**Figure record listings**
** START **

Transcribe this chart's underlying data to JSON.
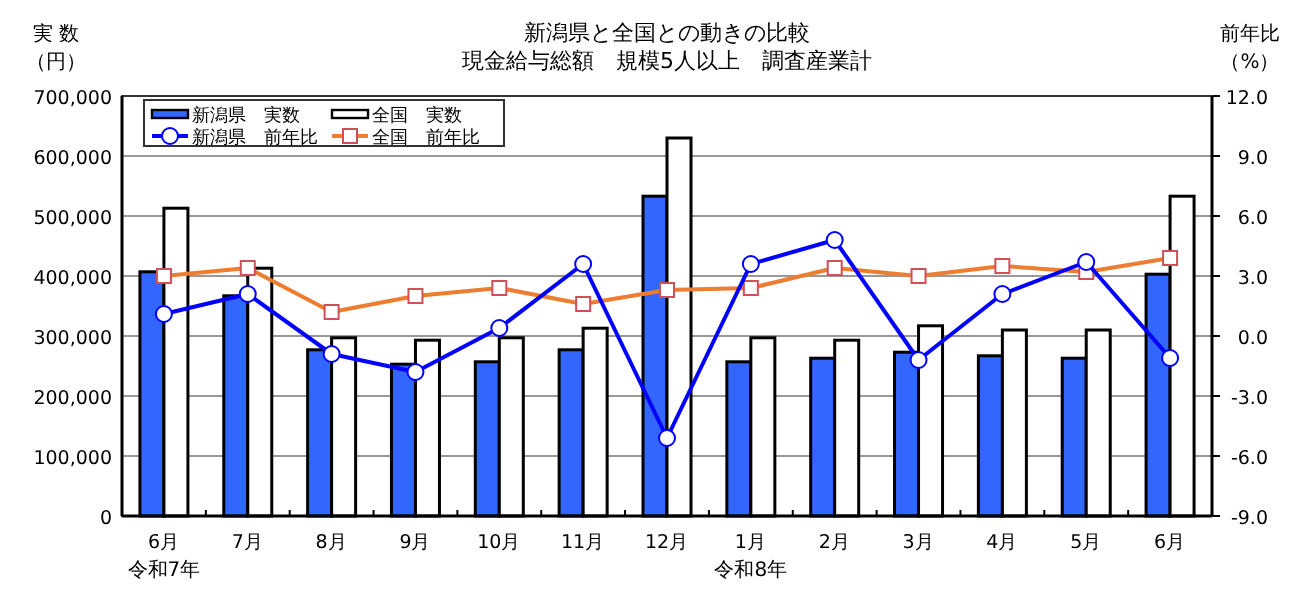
{
  "chart_data": {
    "type": "bar",
    "title": "新潟県と全国との動きの比較",
    "subtitle": "現金給与総額　規模5人以上　調査産業計",
    "ylabel": "実 数",
    "y2label": "前年比",
    "annotations": [
      "（円）",
      "（%）",
      "令和7年",
      "令和8年"
    ],
    "categories": [
      "6月",
      "7月",
      "8月",
      "9月",
      "10月",
      "11月",
      "12月",
      "1月",
      "2月",
      "3月",
      "4月",
      "5月",
      "6月"
    ],
    "series": [
      {
        "name": "新潟県　実数",
        "color": "#3366ff",
        "values": [
          407000,
          367000,
          277000,
          253000,
          257000,
          277000,
          533000,
          257000,
          263000,
          273000,
          267000,
          263000,
          403000
        ]
      },
      {
        "name": "全国　実数",
        "color": "#ffffff",
        "values": [
          513000,
          413000,
          297000,
          293000,
          297000,
          313000,
          630000,
          297000,
          293000,
          317000,
          310000,
          310000,
          533000
        ]
      },
      {
        "name": "新潟県　前年比",
        "type": "line",
        "axis": "y2",
        "marker": "circle",
        "color": "#0000ff",
        "values": [
          1.1,
          2.1,
          -0.9,
          -1.8,
          0.4,
          3.6,
          -5.1,
          3.6,
          4.8,
          -1.2,
          2.1,
          3.7,
          -1.1
        ]
      },
      {
        "name": "全国　前年比",
        "type": "line",
        "axis": "y2",
        "marker": "square",
        "color": "#ed7d31",
        "values": [
          3.0,
          3.4,
          1.2,
          2.0,
          2.4,
          1.6,
          2.3,
          2.4,
          3.4,
          3.0,
          3.5,
          3.2,
          3.9
        ]
      }
    ],
    "ylim": [
      0,
      700000
    ],
    "yticks": [
      0,
      {
        "value": 100000,
        "label": "100,000"
      },
      {
        "value": 200000,
        "label": "200,000"
      },
      {
        "value": 300000,
        "label": "300,000"
      },
      {
        "value": 400000,
        "label": "400,000"
      },
      {
        "value": 500000,
        "label": "500,000"
      },
      {
        "value": 600000,
        "label": "600,000"
      },
      {
        "value": 700000,
        "label": "700,000"
      }
    ],
    "y2lim": [
      -9,
      12
    ],
    "y2ticks": [
      {
        "value": -9,
        "label": "-9.0"
      },
      {
        "value": -6,
        "label": "-6.0"
      },
      {
        "value": -3,
        "label": "-3.0"
      },
      {
        "value": 0,
        "label": "0.0"
      },
      {
        "value": 3,
        "label": "3.0"
      },
      {
        "value": 6,
        "label": "6.0"
      },
      {
        "value": 9,
        "label": "9.0"
      },
      {
        "value": 12,
        "label": "12.0"
      }
    ],
    "grid": "y",
    "legend": "top left"
  }
}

** END **

**What you should do**
The pictures should not be reproduced; quote all of the other material exactly.

**The response**
Transcribe this chart's underlying data to JSON.
{
  "chart_data": {
    "type": "bar",
    "title": "新潟県と全国との動きの比較",
    "subtitle": "現金給与総額　規模5人以上　調査産業計",
    "ylabel": "実 数",
    "y2label": "前年比",
    "annotations": [
      "（円）",
      "（%）",
      "令和7年",
      "令和8年"
    ],
    "categories": [
      "6月",
      "7月",
      "8月",
      "9月",
      "10月",
      "11月",
      "12月",
      "1月",
      "2月",
      "3月",
      "4月",
      "5月",
      "6月"
    ],
    "series": [
      {
        "name": "新潟県　実数",
        "color": "#3366ff",
        "values": [
          407000,
          367000,
          277000,
          253000,
          257000,
          277000,
          533000,
          257000,
          263000,
          273000,
          267000,
          263000,
          403000
        ]
      },
      {
        "name": "全国　実数",
        "color": "#ffffff",
        "values": [
          513000,
          413000,
          297000,
          293000,
          297000,
          313000,
          630000,
          297000,
          293000,
          317000,
          310000,
          310000,
          533000
        ]
      },
      {
        "name": "新潟県　前年比",
        "type": "line",
        "axis": "y2",
        "marker": "circle",
        "color": "#0000ff",
        "values": [
          1.1,
          2.1,
          -0.9,
          -1.8,
          0.4,
          3.6,
          -5.1,
          3.6,
          4.8,
          -1.2,
          2.1,
          3.7,
          -1.1
        ]
      },
      {
        "name": "全国　前年比",
        "type": "line",
        "axis": "y2",
        "marker": "square",
        "color": "#ed7d31",
        "values": [
          3.0,
          3.4,
          1.2,
          2.0,
          2.4,
          1.6,
          2.3,
          2.4,
          3.4,
          3.0,
          3.5,
          3.2,
          3.9
        ]
      }
    ],
    "ylim": [
      0,
      700000
    ],
    "yticks": [
      0,
      {
        "value": 100000,
        "label": "100,000"
      },
      {
        "value": 200000,
        "label": "200,000"
      },
      {
        "value": 300000,
        "label": "300,000"
      },
      {
        "value": 400000,
        "label": "400,000"
      },
      {
        "value": 500000,
        "label": "500,000"
      },
      {
        "value": 600000,
        "label": "600,000"
      },
      {
        "value": 700000,
        "label": "700,000"
      }
    ],
    "y2lim": [
      -9,
      12
    ],
    "y2ticks": [
      {
        "value": -9,
        "label": "-9.0"
      },
      {
        "value": -6,
        "label": "-6.0"
      },
      {
        "value": -3,
        "label": "-3.0"
      },
      {
        "value": 0,
        "label": "0.0"
      },
      {
        "value": 3,
        "label": "3.0"
      },
      {
        "value": 6,
        "label": "6.0"
      },
      {
        "value": 9,
        "label": "9.0"
      },
      {
        "value": 12,
        "label": "12.0"
      }
    ],
    "grid": "y",
    "legend": "top left"
  }
}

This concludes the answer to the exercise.